(A run of records)
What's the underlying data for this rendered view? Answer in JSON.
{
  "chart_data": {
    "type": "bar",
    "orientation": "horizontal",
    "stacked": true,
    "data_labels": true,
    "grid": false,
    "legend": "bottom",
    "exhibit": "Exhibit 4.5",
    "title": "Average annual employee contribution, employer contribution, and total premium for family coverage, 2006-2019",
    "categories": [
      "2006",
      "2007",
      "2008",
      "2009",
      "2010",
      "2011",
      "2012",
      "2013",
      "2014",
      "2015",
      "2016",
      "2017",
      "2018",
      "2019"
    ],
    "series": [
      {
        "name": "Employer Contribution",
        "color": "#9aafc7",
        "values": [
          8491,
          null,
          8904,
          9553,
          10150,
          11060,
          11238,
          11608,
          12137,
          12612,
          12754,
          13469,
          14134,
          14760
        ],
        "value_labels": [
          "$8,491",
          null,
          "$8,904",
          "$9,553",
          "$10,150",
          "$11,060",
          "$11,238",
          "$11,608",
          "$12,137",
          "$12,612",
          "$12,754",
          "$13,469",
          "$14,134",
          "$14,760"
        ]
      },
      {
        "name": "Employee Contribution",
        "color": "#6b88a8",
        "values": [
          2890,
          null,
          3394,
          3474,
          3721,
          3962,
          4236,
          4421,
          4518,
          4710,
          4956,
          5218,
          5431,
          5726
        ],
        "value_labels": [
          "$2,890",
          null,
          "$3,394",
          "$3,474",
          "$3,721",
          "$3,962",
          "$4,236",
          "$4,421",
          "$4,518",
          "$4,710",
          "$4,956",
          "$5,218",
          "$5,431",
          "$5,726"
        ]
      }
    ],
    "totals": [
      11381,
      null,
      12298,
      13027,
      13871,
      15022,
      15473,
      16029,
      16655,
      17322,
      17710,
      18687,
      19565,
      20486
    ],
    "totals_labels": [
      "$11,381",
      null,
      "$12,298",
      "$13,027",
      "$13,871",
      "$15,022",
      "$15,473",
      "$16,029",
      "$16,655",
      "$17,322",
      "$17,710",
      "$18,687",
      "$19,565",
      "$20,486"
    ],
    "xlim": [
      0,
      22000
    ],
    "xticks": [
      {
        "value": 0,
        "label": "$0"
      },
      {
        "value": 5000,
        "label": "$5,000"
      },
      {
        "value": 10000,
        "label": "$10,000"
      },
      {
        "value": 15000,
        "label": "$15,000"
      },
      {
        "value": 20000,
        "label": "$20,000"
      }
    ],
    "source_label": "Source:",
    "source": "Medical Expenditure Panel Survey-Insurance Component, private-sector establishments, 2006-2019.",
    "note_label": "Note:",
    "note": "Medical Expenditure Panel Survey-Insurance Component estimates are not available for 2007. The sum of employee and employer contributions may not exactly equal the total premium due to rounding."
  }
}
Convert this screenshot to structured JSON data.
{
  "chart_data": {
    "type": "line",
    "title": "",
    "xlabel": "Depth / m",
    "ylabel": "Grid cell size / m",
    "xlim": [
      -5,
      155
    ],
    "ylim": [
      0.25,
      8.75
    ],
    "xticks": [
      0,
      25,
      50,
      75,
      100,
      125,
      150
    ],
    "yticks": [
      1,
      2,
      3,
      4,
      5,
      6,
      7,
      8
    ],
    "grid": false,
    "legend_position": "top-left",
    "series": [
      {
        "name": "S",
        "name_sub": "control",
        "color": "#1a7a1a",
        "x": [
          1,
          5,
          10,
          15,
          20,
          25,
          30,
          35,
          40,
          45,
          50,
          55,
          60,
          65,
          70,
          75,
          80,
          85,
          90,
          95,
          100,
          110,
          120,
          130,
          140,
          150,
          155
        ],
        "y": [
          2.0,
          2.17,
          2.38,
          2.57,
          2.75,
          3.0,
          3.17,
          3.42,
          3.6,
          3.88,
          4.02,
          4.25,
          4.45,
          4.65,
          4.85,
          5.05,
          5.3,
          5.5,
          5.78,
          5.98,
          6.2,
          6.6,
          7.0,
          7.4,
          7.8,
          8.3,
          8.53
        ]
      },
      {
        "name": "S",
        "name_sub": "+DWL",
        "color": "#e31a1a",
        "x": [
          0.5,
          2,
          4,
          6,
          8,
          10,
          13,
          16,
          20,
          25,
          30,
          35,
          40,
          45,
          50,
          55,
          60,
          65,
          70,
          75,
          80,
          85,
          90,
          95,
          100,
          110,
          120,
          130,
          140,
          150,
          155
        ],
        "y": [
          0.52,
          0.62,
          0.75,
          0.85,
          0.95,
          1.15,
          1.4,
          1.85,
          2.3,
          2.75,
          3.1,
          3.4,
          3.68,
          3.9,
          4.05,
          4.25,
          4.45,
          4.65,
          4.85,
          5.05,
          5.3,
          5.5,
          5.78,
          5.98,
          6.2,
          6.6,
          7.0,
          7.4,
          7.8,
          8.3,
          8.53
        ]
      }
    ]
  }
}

◆ GOAL ◆
Set down every record above exactly as given.

◆ TASK SOLUTION ◆
What's the underlying data for this rendered view? Answer in JSON.
{
  "chart_data": {
    "type": "bar",
    "orientation": "horizontal",
    "stacked": true,
    "data_labels": true,
    "grid": false,
    "legend": "bottom",
    "exhibit": "Exhibit 4.5",
    "title": "Average annual employee contribution, employer contribution, and total premium for family coverage, 2006-2019",
    "categories": [
      "2006",
      "2007",
      "2008",
      "2009",
      "2010",
      "2011",
      "2012",
      "2013",
      "2014",
      "2015",
      "2016",
      "2017",
      "2018",
      "2019"
    ],
    "series": [
      {
        "name": "Employer Contribution",
        "color": "#9aafc7",
        "values": [
          8491,
          null,
          8904,
          9553,
          10150,
          11060,
          11238,
          11608,
          12137,
          12612,
          12754,
          13469,
          14134,
          14760
        ],
        "value_labels": [
          "$8,491",
          null,
          "$8,904",
          "$9,553",
          "$10,150",
          "$11,060",
          "$11,238",
          "$11,608",
          "$12,137",
          "$12,612",
          "$12,754",
          "$13,469",
          "$14,134",
          "$14,760"
        ]
      },
      {
        "name": "Employee Contribution",
        "color": "#6b88a8",
        "values": [
          2890,
          null,
          3394,
          3474,
          3721,
          3962,
          4236,
          4421,
          4518,
          4710,
          4956,
          5218,
          5431,
          5726
        ],
        "value_labels": [
          "$2,890",
          null,
          "$3,394",
          "$3,474",
          "$3,721",
          "$3,962",
          "$4,236",
          "$4,421",
          "$4,518",
          "$4,710",
          "$4,956",
          "$5,218",
          "$5,431",
          "$5,726"
        ]
      }
    ],
    "totals": [
      11381,
      null,
      12298,
      13027,
      13871,
      15022,
      15473,
      16029,
      16655,
      17322,
      17710,
      18687,
      19565,
      20486
    ],
    "totals_labels": [
      "$11,381",
      null,
      "$12,298",
      "$13,027",
      "$13,871",
      "$15,022",
      "$15,473",
      "$16,029",
      "$16,655",
      "$17,322",
      "$17,710",
      "$18,687",
      "$19,565",
      "$20,486"
    ],
    "xlim": [
      0,
      22000
    ],
    "xticks": [
      {
        "value": 0,
        "label": "$0"
      },
      {
        "value": 5000,
        "label": "$5,000"
      },
      {
        "value": 10000,
        "label": "$10,000"
      },
      {
        "value": 15000,
        "label": "$15,000"
      },
      {
        "value": 20000,
        "label": "$20,000"
      }
    ],
    "source_label": "Source:",
    "source": "Medical Expenditure Panel Survey-Insurance Component, private-sector establishments, 2006-2019.",
    "note_label": "Note:",
    "note": "Medical Expenditure Panel Survey-Insurance Component estimates are not available for 2007. The sum of employee and employer contributions may not exactly equal the total premium due to rounding."
  }
}
Convert this screenshot to structured JSON data.
{
  "chart_data": {
    "type": "line",
    "title": "",
    "xlabel": "Depth / m",
    "ylabel": "Grid cell size / m",
    "xlim": [
      -5,
      155
    ],
    "ylim": [
      0.25,
      8.75
    ],
    "xticks": [
      0,
      25,
      50,
      75,
      100,
      125,
      150
    ],
    "yticks": [
      1,
      2,
      3,
      4,
      5,
      6,
      7,
      8
    ],
    "grid": false,
    "legend_position": "top-left",
    "series": [
      {
        "name": "S",
        "name_sub": "control",
        "color": "#1a7a1a",
        "x": [
          1,
          5,
          10,
          15,
          20,
          25,
          30,
          35,
          40,
          45,
          50,
          55,
          60,
          65,
          70,
          75,
          80,
          85,
          90,
          95,
          100,
          110,
          120,
          130,
          140,
          150,
          155
        ],
        "y": [
          2.0,
          2.17,
          2.38,
          2.57,
          2.75,
          3.0,
          3.17,
          3.42,
          3.6,
          3.88,
          4.02,
          4.25,
          4.45,
          4.65,
          4.85,
          5.05,
          5.3,
          5.5,
          5.78,
          5.98,
          6.2,
          6.6,
          7.0,
          7.4,
          7.8,
          8.3,
          8.53
        ]
      },
      {
        "name": "S",
        "name_sub": "+DWL",
        "color": "#e31a1a",
        "x": [
          0.5,
          2,
          4,
          6,
          8,
          10,
          13,
          16,
          20,
          25,
          30,
          35,
          40,
          45,
          50,
          55,
          60,
          65,
          70,
          75,
          80,
          85,
          90,
          95,
          100,
          110,
          120,
          130,
          140,
          150,
          155
        ],
        "y": [
          0.52,
          0.62,
          0.75,
          0.85,
          0.95,
          1.15,
          1.4,
          1.85,
          2.3,
          2.75,
          3.1,
          3.4,
          3.68,
          3.9,
          4.05,
          4.25,
          4.45,
          4.65,
          4.85,
          5.05,
          5.3,
          5.5,
          5.78,
          5.98,
          6.2,
          6.6,
          7.0,
          7.4,
          7.8,
          8.3,
          8.53
        ]
      }
    ]
  }
}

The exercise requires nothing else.